## TASK PROMPT
All of the entries need to be written out again, exactly as they are.

(Excerpts from a figure dataset)
# # # # #
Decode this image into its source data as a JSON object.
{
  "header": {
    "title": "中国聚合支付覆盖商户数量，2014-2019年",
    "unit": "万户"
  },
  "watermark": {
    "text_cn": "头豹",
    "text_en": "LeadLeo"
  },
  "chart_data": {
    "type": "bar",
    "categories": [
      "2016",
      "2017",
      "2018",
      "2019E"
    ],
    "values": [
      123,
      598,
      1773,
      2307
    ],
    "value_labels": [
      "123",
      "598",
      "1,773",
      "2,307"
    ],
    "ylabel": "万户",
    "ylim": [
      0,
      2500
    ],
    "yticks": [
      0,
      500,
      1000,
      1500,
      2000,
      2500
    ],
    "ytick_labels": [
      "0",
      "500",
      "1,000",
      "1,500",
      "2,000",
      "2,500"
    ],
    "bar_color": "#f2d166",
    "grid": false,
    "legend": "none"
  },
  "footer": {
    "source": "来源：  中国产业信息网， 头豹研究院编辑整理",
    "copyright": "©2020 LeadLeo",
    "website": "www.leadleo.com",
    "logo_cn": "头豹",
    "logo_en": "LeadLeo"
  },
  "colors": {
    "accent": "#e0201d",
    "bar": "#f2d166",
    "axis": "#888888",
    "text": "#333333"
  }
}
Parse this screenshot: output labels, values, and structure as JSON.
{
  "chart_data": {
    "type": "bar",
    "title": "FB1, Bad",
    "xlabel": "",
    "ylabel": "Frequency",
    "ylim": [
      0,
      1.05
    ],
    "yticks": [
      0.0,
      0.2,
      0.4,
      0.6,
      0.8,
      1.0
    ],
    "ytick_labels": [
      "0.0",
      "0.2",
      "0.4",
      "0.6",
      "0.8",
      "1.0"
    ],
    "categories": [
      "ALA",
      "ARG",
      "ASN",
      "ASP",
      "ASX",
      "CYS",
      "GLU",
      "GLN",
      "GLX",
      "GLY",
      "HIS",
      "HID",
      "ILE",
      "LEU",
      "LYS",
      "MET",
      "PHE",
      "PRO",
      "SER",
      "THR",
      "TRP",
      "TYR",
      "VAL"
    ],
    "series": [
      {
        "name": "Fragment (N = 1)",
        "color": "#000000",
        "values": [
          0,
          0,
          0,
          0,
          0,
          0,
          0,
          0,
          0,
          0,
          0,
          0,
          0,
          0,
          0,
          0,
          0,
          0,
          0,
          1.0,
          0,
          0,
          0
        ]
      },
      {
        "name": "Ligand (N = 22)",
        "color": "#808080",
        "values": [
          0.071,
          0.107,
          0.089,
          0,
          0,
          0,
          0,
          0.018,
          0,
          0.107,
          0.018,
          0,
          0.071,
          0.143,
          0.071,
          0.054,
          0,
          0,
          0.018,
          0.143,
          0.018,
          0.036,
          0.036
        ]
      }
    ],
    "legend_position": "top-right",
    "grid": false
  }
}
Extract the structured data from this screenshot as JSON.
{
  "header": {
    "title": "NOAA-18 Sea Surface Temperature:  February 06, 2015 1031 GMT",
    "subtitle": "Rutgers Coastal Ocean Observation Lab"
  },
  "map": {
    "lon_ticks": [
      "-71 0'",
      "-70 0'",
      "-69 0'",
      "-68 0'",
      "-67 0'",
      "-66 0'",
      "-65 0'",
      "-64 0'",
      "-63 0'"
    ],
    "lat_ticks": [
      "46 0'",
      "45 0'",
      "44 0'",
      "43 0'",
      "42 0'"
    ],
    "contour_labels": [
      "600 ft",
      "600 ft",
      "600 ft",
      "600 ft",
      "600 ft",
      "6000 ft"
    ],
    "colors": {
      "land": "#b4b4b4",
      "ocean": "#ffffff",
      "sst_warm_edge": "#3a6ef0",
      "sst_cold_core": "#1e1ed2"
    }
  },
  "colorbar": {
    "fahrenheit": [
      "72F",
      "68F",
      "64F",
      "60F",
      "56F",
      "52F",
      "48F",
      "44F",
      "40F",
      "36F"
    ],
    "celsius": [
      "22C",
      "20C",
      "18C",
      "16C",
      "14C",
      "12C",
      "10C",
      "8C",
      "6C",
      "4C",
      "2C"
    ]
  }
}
# # # # #
## COMPLETE RESPONSE
Decode this image into its source data as a JSON object.
{
  "header": {
    "title": "中国聚合支付覆盖商户数量，2014-2019年",
    "unit": "万户"
  },
  "watermark": {
    "text_cn": "头豹",
    "text_en": "LeadLeo"
  },
  "chart_data": {
    "type": "bar",
    "categories": [
      "2016",
      "2017",
      "2018",
      "2019E"
    ],
    "values": [
      123,
      598,
      1773,
      2307
    ],
    "value_labels": [
      "123",
      "598",
      "1,773",
      "2,307"
    ],
    "ylabel": "万户",
    "ylim": [
      0,
      2500
    ],
    "yticks": [
      0,
      500,
      1000,
      1500,
      2000,
      2500
    ],
    "ytick_labels": [
      "0",
      "500",
      "1,000",
      "1,500",
      "2,000",
      "2,500"
    ],
    "bar_color": "#f2d166",
    "grid": false,
    "legend": "none"
  },
  "footer": {
    "source": "来源：  中国产业信息网， 头豹研究院编辑整理",
    "copyright": "©2020 LeadLeo",
    "website": "www.leadleo.com",
    "logo_cn": "头豹",
    "logo_en": "LeadLeo"
  },
  "colors": {
    "accent": "#e0201d",
    "bar": "#f2d166",
    "axis": "#888888",
    "text": "#333333"
  }
}
Parse this screenshot: output labels, values, and structure as JSON.
{
  "chart_data": {
    "type": "bar",
    "title": "FB1, Bad",
    "xlabel": "",
    "ylabel": "Frequency",
    "ylim": [
      0,
      1.05
    ],
    "yticks": [
      0.0,
      0.2,
      0.4,
      0.6,
      0.8,
      1.0
    ],
    "ytick_labels": [
      "0.0",
      "0.2",
      "0.4",
      "0.6",
      "0.8",
      "1.0"
    ],
    "categories": [
      "ALA",
      "ARG",
      "ASN",
      "ASP",
      "ASX",
      "CYS",
      "GLU",
      "GLN",
      "GLX",
      "GLY",
      "HIS",
      "HID",
      "ILE",
      "LEU",
      "LYS",
      "MET",
      "PHE",
      "PRO",
      "SER",
      "THR",
      "TRP",
      "TYR",
      "VAL"
    ],
    "series": [
      {
        "name": "Fragment (N = 1)",
        "color": "#000000",
        "values": [
          0,
          0,
          0,
          0,
          0,
          0,
          0,
          0,
          0,
          0,
          0,
          0,
          0,
          0,
          0,
          0,
          0,
          0,
          0,
          1.0,
          0,
          0,
          0
        ]
      },
      {
        "name": "Ligand (N = 22)",
        "color": "#808080",
        "values": [
          0.071,
          0.107,
          0.089,
          0,
          0,
          0,
          0,
          0.018,
          0,
          0.107,
          0.018,
          0,
          0.071,
          0.143,
          0.071,
          0.054,
          0,
          0,
          0.018,
          0.143,
          0.018,
          0.036,
          0.036
        ]
      }
    ],
    "legend_position": "top-right",
    "grid": false
  }
}
Extract the structured data from this screenshot as JSON.
{
  "header": {
    "title": "NOAA-18 Sea Surface Temperature:  February 06, 2015 1031 GMT",
    "subtitle": "Rutgers Coastal Ocean Observation Lab"
  },
  "map": {
    "lon_ticks": [
      "-71 0'",
      "-70 0'",
      "-69 0'",
      "-68 0'",
      "-67 0'",
      "-66 0'",
      "-65 0'",
      "-64 0'",
      "-63 0'"
    ],
    "lat_ticks": [
      "46 0'",
      "45 0'",
      "44 0'",
      "43 0'",
      "42 0'"
    ],
    "contour_labels": [
      "600 ft",
      "600 ft",
      "600 ft",
      "600 ft",
      "600 ft",
      "6000 ft"
    ],
    "colors": {
      "land": "#b4b4b4",
      "ocean": "#ffffff",
      "sst_warm_edge": "#3a6ef0",
      "sst_cold_core": "#1e1ed2"
    }
  },
  "colorbar": {
    "fahrenheit": [
      "72F",
      "68F",
      "64F",
      "60F",
      "56F",
      "52F",
      "48F",
      "44F",
      "40F",
      "36F"
    ],
    "celsius": [
      "22C",
      "20C",
      "18C",
      "16C",
      "14C",
      "12C",
      "10C",
      "8C",
      "6C",
      "4C",
      "2C"
    ]
  }
}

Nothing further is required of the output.